- Text block -
------------------------------------

René Guénon (1886-1951) was a French metaphysician, writer, and editor who was largely responsible for laying the metaphysical groundwork for the Traditionalist or Perennialist school of thought in the early twentieth century. Guénon remains influential today for his writings on the intellectual and spiritual bankruptcy of the modern world, on symbolism, on spiritual esoterism and initiation, and on the universal truths that manifest themselves in various forms in the world’s religious traditions. His writings on Hinduism and Taoism are particularly illuminating in this latter regard.
René Guénon was born in Blois, France, in 1886. He grew up in a strict Catholic environment and was schooled by Jesuits. As a young man he moved to Paris to take up studies in mathematics at the College Rollin. However, his energies were soon diverted from academic studies and in 1905 he abandoned his formal higher education studies. Guénon submerged himself in certain currents of French occultism and became a leading member in several secret organizations such as theosophical, spiritualistic, masonic, and “gnostic” societies. In June, 1909 Guénon founded the occultist journal La Gnose. It lasted a little over two years and carried most of Guénon’s writings from this period.
Although Guénon was later to disown the philosophical and historical assumptions on which such occultist movements were built, and to contrast their “counterfeit spirituality” with what he came to see as genuine expressions of traditional esoterism, he always steadfastly opposed contemporary European civilization. There have been suggestions that during this period Guénon received either a Taoist or an Islamic initiation—or both. Whitall Perry has suggested that the “catalyzing element” was Guénon’s contact with representatives of the Advaita school of Vedanta. It was during this period that he embarked on a serious study of the doctrines of Taoism, Hinduism, and perhaps Islam.
Guénon emerged now from the rather secretive and obscure world of the occultists and moved freely in an intensely Catholic milieu, leading a busy social and intellectual life. He was influenced by several prominent Catholic intellectuals of the day, among them Jacques Maritain, Fathers Peillaube and Sertillanges, and one M. Milhaud, who conducted classes at the Sorbonne on the philosophy of science. The years 1912 to 1930 are the most public of Guénon’s life. He attended lectures at the Sorbonne, wrote and published widely, gave at least one public lecture, and maintained many social and intellectual contacts. He published his first books in the 1920s and soon became well-known for his work on philosophical and metaphysical subjects.

------------------------------------

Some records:
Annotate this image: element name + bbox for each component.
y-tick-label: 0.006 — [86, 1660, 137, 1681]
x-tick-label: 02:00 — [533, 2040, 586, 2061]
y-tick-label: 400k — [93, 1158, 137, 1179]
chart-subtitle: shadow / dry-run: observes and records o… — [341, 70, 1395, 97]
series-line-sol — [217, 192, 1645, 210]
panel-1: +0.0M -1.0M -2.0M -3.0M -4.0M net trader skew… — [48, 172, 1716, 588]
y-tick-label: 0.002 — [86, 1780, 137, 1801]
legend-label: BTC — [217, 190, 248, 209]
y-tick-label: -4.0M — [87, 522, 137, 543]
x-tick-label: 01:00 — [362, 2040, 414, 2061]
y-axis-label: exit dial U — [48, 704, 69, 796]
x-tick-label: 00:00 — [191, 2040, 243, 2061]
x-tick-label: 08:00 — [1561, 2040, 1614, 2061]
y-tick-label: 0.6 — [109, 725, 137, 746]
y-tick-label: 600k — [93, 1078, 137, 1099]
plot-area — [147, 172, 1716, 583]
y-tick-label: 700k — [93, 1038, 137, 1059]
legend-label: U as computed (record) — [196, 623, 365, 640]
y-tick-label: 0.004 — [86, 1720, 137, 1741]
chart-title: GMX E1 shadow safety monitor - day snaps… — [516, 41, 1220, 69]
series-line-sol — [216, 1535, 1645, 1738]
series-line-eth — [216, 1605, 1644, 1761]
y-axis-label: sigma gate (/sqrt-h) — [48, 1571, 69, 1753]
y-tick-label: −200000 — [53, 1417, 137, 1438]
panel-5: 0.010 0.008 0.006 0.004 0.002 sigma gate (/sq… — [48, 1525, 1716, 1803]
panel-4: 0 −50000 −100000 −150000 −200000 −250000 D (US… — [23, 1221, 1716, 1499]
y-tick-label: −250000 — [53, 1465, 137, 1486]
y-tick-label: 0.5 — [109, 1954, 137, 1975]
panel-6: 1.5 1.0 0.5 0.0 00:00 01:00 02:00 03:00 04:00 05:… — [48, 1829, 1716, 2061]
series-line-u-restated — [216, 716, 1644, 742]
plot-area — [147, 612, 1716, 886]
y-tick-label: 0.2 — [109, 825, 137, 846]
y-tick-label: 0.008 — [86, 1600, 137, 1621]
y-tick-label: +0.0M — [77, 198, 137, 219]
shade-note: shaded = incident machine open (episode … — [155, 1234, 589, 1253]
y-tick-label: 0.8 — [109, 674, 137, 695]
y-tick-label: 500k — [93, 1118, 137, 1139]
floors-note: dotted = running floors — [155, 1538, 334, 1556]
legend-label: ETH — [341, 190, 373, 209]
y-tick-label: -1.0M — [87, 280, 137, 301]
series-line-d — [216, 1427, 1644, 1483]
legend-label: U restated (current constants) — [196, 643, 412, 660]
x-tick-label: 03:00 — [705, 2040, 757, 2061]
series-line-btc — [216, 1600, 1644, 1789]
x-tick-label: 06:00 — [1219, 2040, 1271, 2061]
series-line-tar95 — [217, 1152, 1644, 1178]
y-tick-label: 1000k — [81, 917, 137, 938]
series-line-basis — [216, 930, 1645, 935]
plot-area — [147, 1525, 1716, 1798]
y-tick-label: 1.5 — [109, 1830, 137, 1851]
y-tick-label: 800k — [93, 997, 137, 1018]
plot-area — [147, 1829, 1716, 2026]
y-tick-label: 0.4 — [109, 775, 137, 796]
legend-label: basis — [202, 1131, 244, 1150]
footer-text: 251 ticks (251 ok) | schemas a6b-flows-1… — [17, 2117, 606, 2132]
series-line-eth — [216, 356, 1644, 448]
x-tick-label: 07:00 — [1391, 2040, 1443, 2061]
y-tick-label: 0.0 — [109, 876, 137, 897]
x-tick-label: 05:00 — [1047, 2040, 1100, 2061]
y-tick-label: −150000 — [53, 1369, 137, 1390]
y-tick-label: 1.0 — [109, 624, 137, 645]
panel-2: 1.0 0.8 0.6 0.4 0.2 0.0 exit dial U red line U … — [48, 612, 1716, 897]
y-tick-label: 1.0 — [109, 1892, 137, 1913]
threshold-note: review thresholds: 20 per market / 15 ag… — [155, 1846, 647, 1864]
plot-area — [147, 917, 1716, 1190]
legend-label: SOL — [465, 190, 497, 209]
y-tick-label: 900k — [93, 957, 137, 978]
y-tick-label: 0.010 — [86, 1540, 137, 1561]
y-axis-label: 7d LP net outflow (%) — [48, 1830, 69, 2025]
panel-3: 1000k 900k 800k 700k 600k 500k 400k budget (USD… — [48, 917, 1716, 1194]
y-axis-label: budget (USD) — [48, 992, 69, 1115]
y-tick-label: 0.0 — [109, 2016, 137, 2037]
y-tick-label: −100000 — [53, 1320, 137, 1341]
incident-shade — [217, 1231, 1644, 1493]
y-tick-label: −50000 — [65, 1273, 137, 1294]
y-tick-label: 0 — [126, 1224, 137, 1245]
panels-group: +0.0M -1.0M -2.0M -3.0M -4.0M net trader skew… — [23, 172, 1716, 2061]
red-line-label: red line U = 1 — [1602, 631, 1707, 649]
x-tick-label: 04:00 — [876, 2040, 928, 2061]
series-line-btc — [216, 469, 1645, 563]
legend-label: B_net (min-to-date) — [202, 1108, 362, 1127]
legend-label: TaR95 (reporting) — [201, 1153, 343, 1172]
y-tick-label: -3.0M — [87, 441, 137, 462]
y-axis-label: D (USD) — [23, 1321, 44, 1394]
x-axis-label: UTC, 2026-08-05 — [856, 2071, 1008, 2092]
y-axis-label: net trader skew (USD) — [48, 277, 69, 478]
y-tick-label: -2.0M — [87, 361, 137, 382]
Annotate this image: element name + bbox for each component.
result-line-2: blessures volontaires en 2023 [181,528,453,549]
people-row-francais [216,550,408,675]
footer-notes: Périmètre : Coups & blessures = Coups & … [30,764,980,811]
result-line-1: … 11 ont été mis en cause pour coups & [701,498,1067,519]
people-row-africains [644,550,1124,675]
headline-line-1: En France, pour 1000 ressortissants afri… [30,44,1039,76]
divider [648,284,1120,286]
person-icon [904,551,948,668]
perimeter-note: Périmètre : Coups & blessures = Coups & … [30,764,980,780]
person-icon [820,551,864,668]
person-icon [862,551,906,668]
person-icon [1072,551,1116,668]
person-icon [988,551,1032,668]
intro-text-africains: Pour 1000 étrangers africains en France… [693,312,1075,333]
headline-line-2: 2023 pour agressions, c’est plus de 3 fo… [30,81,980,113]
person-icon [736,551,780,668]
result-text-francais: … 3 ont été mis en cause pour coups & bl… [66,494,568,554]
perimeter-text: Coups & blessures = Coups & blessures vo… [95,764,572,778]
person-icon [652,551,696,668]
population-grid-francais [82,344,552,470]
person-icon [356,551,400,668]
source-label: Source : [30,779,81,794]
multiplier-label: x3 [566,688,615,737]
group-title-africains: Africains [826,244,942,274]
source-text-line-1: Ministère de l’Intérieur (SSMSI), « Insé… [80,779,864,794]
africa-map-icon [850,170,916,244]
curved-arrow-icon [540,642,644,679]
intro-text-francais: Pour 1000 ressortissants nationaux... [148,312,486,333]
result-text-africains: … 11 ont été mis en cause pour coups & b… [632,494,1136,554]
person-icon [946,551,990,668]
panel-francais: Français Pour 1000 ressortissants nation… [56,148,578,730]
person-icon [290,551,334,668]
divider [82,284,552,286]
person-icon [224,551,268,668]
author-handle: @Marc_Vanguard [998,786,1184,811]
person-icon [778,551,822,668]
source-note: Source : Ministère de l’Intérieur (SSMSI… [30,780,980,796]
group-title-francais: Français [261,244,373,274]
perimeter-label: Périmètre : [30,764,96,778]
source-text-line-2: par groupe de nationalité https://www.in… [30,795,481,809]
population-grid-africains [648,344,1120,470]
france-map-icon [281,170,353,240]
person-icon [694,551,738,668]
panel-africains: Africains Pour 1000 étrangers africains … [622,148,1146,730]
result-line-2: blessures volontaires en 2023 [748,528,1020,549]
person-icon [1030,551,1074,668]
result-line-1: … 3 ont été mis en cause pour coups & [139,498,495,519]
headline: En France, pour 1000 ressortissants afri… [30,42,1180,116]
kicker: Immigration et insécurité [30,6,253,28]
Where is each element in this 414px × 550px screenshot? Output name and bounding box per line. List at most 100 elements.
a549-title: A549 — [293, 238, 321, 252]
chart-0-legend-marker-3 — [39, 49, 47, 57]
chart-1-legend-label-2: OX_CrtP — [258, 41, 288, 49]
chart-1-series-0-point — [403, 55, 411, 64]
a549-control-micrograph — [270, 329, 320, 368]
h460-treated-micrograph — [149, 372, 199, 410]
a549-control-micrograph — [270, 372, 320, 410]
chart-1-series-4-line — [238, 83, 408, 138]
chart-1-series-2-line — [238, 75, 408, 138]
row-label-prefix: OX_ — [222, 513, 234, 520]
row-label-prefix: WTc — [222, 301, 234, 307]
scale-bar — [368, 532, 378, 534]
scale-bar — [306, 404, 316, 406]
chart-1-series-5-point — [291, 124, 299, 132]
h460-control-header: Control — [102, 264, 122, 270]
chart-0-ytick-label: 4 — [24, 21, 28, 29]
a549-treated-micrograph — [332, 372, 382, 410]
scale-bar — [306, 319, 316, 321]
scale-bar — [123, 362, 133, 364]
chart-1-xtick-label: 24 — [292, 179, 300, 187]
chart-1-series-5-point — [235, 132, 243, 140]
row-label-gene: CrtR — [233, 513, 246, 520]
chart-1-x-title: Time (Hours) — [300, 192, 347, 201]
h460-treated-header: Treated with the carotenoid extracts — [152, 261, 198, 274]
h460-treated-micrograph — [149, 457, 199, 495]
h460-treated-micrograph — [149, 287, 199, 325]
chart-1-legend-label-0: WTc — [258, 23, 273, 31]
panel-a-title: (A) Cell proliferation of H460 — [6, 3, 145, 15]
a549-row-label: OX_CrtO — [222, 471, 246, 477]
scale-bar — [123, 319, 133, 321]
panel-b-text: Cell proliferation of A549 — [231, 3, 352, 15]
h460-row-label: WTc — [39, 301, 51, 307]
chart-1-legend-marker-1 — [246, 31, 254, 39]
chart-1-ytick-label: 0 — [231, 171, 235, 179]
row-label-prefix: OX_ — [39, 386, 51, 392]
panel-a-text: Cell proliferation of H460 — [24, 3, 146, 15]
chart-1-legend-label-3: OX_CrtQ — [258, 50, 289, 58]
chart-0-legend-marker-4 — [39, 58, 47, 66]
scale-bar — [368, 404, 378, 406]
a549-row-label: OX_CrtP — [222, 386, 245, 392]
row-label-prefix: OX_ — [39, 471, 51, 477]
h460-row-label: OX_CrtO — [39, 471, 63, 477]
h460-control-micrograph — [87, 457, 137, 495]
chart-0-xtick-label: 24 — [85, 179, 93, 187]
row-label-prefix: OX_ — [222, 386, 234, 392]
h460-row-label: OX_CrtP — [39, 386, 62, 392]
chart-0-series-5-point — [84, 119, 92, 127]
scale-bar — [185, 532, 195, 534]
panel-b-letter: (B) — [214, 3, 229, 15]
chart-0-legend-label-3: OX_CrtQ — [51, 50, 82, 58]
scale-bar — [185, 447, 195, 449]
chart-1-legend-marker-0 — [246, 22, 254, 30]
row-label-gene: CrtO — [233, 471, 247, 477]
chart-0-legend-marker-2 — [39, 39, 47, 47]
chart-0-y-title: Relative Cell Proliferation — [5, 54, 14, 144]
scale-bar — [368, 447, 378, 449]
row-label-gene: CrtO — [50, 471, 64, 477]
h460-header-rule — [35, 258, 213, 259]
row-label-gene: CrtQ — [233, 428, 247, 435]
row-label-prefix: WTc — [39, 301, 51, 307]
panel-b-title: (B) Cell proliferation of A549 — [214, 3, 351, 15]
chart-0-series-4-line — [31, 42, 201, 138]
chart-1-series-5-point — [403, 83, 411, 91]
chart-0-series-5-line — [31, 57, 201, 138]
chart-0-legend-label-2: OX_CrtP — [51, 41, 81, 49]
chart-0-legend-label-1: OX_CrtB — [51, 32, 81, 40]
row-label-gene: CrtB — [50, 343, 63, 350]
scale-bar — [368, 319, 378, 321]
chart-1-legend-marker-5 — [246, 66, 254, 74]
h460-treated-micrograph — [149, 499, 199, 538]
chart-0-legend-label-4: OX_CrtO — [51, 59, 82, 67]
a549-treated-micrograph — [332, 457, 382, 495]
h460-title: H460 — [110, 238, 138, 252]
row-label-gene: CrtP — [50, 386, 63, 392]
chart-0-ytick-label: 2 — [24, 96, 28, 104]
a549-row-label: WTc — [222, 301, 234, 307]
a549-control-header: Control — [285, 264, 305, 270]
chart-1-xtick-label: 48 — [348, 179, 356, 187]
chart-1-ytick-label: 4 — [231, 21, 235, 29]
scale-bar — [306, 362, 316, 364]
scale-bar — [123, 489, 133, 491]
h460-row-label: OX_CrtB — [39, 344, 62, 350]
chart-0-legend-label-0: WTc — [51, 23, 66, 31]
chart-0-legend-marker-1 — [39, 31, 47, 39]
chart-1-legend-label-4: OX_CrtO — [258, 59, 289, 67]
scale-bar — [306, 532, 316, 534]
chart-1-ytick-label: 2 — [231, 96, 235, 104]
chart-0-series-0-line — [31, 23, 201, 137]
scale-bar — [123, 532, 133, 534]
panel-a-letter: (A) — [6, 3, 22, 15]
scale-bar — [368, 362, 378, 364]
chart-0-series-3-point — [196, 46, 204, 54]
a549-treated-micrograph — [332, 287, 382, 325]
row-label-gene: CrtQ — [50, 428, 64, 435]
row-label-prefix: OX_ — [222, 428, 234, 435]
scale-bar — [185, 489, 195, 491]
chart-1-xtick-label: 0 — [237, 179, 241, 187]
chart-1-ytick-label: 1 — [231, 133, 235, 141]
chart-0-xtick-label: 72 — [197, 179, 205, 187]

------------------------------------

- Things to do -
- A) In the René Guénon text, reproduce everything from "René Guénon (1886-1951)" down to "this latter regard.".
- B) Condense the paragraph of the René Guénon text that begins "René Guénon was born in Blois" into a bulleted list of its main facts.
- C) According to the René Guénon text, which years were the most public of Guénon's life?

- Correct answers -
- A)
René Guénon (1886-1951) was a French metaphysician, writer, and editor who was largely responsible for laying the metaphysical groundwork for the Traditionalist or Perennialist school of thought in the early twentieth century. Guénon remains influential today for his writings on the intellectual and spiritual bankruptcy of the modern world, on symbolism, on spiritual esoterism and initiation, and on the universal truths that manifest themselves in various forms in the world’s religious traditions. His writings on Hinduism and Taoism are particularly illuminating in this latter regard.

- B)
- Born in Blois, France, in 1886
- Raised in a strict Catholic environment and schooled by Jesuits
- Moved to Paris as a young man to study mathematics at the College Rollin
- Abandoned his formal higher education in 1905
- Immersed himself in French occultism and became a leading member of several secret organizations, including theosophical, spiritualistic, masonic, and "gnostic" societies
- Founded the occultist journal La Gnose in June 1909; it lasted a little over two years and carried most of his writings from that period

- C) The years 1912 to 1930.